Begin The data

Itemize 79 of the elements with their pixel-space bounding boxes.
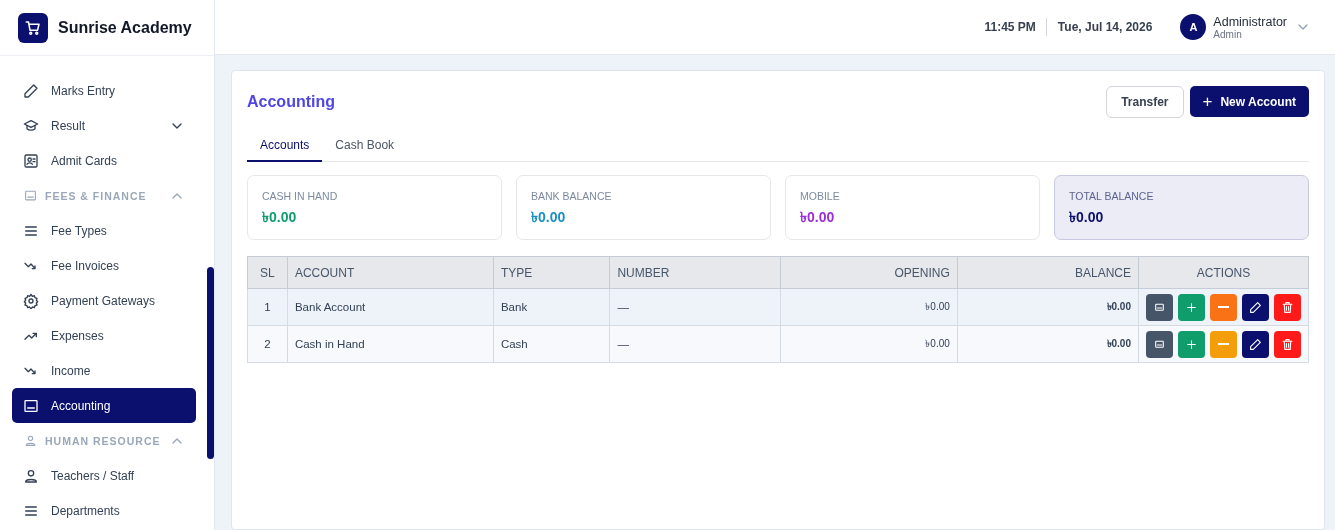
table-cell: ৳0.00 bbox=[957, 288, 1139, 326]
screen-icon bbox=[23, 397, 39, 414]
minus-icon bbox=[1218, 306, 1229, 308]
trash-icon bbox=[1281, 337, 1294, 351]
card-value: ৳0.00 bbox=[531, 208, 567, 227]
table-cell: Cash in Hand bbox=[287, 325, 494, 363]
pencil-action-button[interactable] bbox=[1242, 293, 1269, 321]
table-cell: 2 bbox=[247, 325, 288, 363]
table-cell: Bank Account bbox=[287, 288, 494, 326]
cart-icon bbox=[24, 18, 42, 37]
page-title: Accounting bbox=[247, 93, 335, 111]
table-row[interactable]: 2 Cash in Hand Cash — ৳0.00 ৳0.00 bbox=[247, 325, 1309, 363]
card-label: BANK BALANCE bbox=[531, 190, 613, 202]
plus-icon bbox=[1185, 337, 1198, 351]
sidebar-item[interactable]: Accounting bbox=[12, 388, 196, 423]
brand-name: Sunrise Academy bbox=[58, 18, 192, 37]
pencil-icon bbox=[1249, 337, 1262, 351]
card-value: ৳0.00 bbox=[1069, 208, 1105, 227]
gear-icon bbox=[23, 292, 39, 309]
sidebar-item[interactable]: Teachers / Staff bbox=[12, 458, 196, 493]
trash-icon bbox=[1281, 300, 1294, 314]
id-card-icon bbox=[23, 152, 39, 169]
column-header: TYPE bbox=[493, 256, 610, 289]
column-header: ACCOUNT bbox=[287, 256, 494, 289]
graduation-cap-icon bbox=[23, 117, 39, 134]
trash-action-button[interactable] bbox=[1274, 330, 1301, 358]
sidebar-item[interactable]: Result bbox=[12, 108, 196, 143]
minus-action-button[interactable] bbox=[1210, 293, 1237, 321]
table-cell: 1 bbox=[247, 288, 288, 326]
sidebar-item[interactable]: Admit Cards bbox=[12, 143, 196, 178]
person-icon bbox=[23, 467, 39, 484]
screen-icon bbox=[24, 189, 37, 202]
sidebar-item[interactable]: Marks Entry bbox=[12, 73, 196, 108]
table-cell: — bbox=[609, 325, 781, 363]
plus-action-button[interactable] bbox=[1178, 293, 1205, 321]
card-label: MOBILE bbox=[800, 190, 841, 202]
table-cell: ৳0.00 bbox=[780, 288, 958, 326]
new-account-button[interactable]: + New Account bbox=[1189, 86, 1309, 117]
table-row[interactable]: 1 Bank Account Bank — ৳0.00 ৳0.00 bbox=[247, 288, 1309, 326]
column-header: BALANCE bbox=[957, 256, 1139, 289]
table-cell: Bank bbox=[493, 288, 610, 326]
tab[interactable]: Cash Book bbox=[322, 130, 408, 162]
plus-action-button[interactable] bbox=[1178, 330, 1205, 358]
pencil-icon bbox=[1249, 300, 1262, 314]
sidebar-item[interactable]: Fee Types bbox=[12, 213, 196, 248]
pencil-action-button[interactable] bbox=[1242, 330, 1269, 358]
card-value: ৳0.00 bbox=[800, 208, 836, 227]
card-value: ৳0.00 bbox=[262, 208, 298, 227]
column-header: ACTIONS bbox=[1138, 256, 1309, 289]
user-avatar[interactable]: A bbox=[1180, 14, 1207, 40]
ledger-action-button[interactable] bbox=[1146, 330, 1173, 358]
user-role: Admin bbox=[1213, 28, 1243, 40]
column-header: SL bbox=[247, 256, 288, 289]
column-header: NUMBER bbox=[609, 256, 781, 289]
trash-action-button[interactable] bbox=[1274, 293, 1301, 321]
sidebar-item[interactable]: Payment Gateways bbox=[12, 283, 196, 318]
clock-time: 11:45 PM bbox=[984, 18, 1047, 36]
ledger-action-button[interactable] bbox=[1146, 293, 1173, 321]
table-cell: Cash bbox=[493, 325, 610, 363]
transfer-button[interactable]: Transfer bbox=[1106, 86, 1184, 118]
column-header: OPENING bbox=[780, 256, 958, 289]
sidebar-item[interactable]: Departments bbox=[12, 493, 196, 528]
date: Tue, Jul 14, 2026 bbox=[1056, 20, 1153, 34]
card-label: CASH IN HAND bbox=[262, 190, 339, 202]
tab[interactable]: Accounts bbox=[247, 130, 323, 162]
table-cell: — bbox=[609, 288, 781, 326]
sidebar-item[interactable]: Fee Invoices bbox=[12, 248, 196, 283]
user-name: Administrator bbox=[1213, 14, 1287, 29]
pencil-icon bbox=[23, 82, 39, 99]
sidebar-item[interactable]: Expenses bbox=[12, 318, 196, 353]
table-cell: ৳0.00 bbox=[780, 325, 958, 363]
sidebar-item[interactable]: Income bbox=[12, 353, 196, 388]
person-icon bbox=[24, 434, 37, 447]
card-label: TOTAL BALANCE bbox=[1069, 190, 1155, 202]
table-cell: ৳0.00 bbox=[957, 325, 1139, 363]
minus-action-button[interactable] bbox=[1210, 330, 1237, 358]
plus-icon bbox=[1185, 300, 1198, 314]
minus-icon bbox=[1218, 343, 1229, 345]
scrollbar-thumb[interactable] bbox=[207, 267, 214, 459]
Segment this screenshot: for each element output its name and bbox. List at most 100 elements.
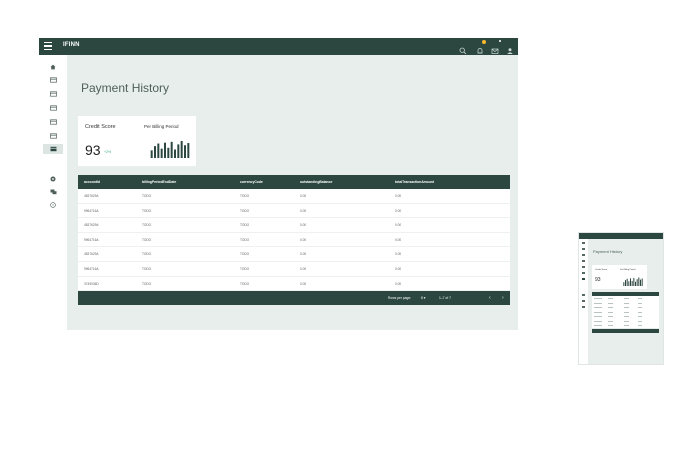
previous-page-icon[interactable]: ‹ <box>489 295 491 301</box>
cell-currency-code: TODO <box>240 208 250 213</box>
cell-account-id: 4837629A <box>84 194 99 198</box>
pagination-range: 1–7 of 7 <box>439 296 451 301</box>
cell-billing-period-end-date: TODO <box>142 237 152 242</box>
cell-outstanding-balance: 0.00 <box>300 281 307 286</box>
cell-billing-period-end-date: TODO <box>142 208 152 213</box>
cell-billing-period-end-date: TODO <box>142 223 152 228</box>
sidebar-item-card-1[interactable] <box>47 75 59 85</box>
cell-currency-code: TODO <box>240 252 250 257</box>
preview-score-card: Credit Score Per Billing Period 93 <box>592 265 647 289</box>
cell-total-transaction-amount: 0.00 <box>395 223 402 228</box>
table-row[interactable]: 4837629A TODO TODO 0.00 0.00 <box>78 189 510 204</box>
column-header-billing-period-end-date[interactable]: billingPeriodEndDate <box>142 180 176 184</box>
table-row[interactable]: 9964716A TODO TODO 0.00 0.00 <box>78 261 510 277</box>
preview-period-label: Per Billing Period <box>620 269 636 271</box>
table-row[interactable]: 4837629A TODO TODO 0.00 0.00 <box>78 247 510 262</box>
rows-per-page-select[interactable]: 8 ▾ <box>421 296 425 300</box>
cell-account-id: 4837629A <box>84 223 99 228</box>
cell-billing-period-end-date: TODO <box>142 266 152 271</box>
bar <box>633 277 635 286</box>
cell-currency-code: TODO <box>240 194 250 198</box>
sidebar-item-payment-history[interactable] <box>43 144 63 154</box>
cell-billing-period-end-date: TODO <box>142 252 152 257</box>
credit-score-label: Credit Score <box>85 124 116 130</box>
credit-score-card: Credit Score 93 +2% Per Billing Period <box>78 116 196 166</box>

End The data

### [Brief]
Copy all of the lines above word for word, leaving out the pictures.

### [Response to the task]
Itemize 79 of the elements with their pixel-space bounding boxes.
table-cell: ৳0.00 bbox=[957, 288, 1139, 326]
screen-icon bbox=[23, 397, 39, 414]
minus-icon bbox=[1218, 306, 1229, 308]
trash-icon bbox=[1281, 337, 1294, 351]
card-value: ৳0.00 bbox=[531, 208, 567, 227]
table-cell: Cash in Hand bbox=[287, 325, 494, 363]
pencil-action-button[interactable] bbox=[1242, 293, 1269, 321]
table-cell: 2 bbox=[247, 325, 288, 363]
table-cell: Bank Account bbox=[287, 288, 494, 326]
cart-icon bbox=[24, 18, 42, 37]
page-title: Accounting bbox=[247, 93, 335, 111]
table-row[interactable]: 2 Cash in Hand Cash — ৳0.00 ৳0.00 bbox=[247, 325, 1309, 363]
card-label: BANK BALANCE bbox=[531, 190, 613, 202]
plus-icon bbox=[1185, 337, 1198, 351]
sidebar-item[interactable]: Accounting bbox=[12, 388, 196, 423]
brand-name: Sunrise Academy bbox=[58, 18, 192, 37]
pencil-icon bbox=[1249, 337, 1262, 351]
card-value: ৳0.00 bbox=[1069, 208, 1105, 227]
gear-icon bbox=[23, 292, 39, 309]
sidebar-item[interactable]: Teachers / Staff bbox=[12, 458, 196, 493]
trash-icon bbox=[1281, 300, 1294, 314]
id-card-icon bbox=[23, 152, 39, 169]
column-header: TYPE bbox=[493, 256, 610, 289]
column-header: ACCOUNT bbox=[287, 256, 494, 289]
graduation-cap-icon bbox=[23, 117, 39, 134]
trash-action-button[interactable] bbox=[1274, 330, 1301, 358]
sidebar-item[interactable]: Result bbox=[12, 108, 196, 143]
minus-action-button[interactable] bbox=[1210, 293, 1237, 321]
table-cell: 1 bbox=[247, 288, 288, 326]
sidebar-item[interactable]: Admit Cards bbox=[12, 143, 196, 178]
person-icon bbox=[23, 467, 39, 484]
screen-icon bbox=[24, 189, 37, 202]
sidebar-item[interactable]: Marks Entry bbox=[12, 73, 196, 108]
table-cell: — bbox=[609, 325, 781, 363]
plus-action-button[interactable] bbox=[1178, 293, 1205, 321]
card-label: MOBILE bbox=[800, 190, 841, 202]
table-cell: ৳0.00 bbox=[780, 288, 958, 326]
new-account-button[interactable]: + New Account bbox=[1189, 86, 1309, 117]
table-row[interactable]: 1 Bank Account Bank — ৳0.00 ৳0.00 bbox=[247, 288, 1309, 326]
column-header: BALANCE bbox=[957, 256, 1139, 289]
table-cell: Bank bbox=[493, 288, 610, 326]
tab[interactable]: Cash Book bbox=[322, 130, 408, 162]
plus-action-button[interactable] bbox=[1178, 330, 1205, 358]
pencil-icon bbox=[1249, 300, 1262, 314]
sidebar-item[interactable]: Fee Types bbox=[12, 213, 196, 248]
pencil-action-button[interactable] bbox=[1242, 330, 1269, 358]
card-value: ৳0.00 bbox=[800, 208, 836, 227]
card-value: ৳0.00 bbox=[262, 208, 298, 227]
column-header: ACTIONS bbox=[1138, 256, 1309, 289]
user-avatar[interactable]: A bbox=[1180, 14, 1207, 40]
ledger-action-button[interactable] bbox=[1146, 330, 1173, 358]
user-role: Admin bbox=[1213, 28, 1243, 40]
column-header: SL bbox=[247, 256, 288, 289]
column-header: NUMBER bbox=[609, 256, 781, 289]
trash-action-button[interactable] bbox=[1274, 293, 1301, 321]
sidebar-item[interactable]: Payment Gateways bbox=[12, 283, 196, 318]
clock-time: 11:45 PM bbox=[984, 18, 1047, 36]
ledger-action-button[interactable] bbox=[1146, 293, 1173, 321]
table-cell: Cash bbox=[493, 325, 610, 363]
transfer-button[interactable]: Transfer bbox=[1106, 86, 1184, 118]
column-header: OPENING bbox=[780, 256, 958, 289]
sidebar-item[interactable]: Departments bbox=[12, 493, 196, 528]
date: Tue, Jul 14, 2026 bbox=[1056, 20, 1153, 34]
card-label: CASH IN HAND bbox=[262, 190, 339, 202]
tab[interactable]: Accounts bbox=[247, 130, 323, 162]
table-cell: — bbox=[609, 288, 781, 326]
sidebar-item[interactable]: Fee Invoices bbox=[12, 248, 196, 283]
user-name: Administrator bbox=[1213, 14, 1287, 29]
pencil-icon bbox=[23, 82, 39, 99]
sidebar-item[interactable]: Expenses bbox=[12, 318, 196, 353]
table-cell: ৳0.00 bbox=[780, 325, 958, 363]
sidebar-item[interactable]: Income bbox=[12, 353, 196, 388]
person-icon bbox=[24, 434, 37, 447]
card-label: TOTAL BALANCE bbox=[1069, 190, 1155, 202]
table-cell: ৳0.00 bbox=[957, 325, 1139, 363]
minus-action-button[interactable] bbox=[1210, 330, 1237, 358]
plus-icon bbox=[1185, 300, 1198, 314]
minus-icon bbox=[1218, 343, 1229, 345]
scrollbar-thumb[interactable] bbox=[207, 267, 214, 459]
Segment this screenshot: for each element output its name and bbox. List at most 100 elements.
previous-page-icon[interactable]: ‹ <box>489 295 491 301</box>
cell-currency-code: TODO <box>240 208 250 213</box>
cell-account-id: 4837629A <box>84 194 99 198</box>
pagination-range: 1–7 of 7 <box>439 296 451 301</box>
cell-billing-period-end-date: TODO <box>142 237 152 242</box>
cell-outstanding-balance: 0.00 <box>300 281 307 286</box>
cell-billing-period-end-date: TODO <box>142 208 152 213</box>
cell-billing-period-end-date: TODO <box>142 223 152 228</box>
sidebar-item-card-1[interactable] <box>47 75 59 85</box>
cell-currency-code: TODO <box>240 252 250 257</box>
preview-score-card: Credit Score Per Billing Period 93 <box>592 265 647 289</box>
cell-total-transaction-amount: 0.00 <box>395 223 402 228</box>
table-row[interactable]: 4837629A TODO TODO 0.00 0.00 <box>78 189 510 204</box>
column-header-billing-period-end-date[interactable]: billingPeriodEndDate <box>142 180 176 184</box>
table-row[interactable]: 9964716A TODO TODO 0.00 0.00 <box>78 261 510 277</box>
preview-period-label: Per Billing Period <box>620 269 636 271</box>
table-row[interactable]: 4837629A TODO TODO 0.00 0.00 <box>78 247 510 262</box>
rows-per-page-select[interactable]: 8 ▾ <box>421 296 425 300</box>
cell-account-id: 4837629A <box>84 223 99 228</box>
cell-billing-period-end-date: TODO <box>142 266 152 271</box>
bar <box>633 277 635 286</box>
cell-currency-code: TODO <box>240 194 250 198</box>
sidebar-item-payment-history[interactable] <box>43 144 63 154</box>
cell-billing-period-end-date: TODO <box>142 252 152 257</box>
credit-score-label: Credit Score <box>85 124 116 130</box>
credit-score-card: Credit Score 93 +2% Per Billing Period <box>78 116 196 166</box>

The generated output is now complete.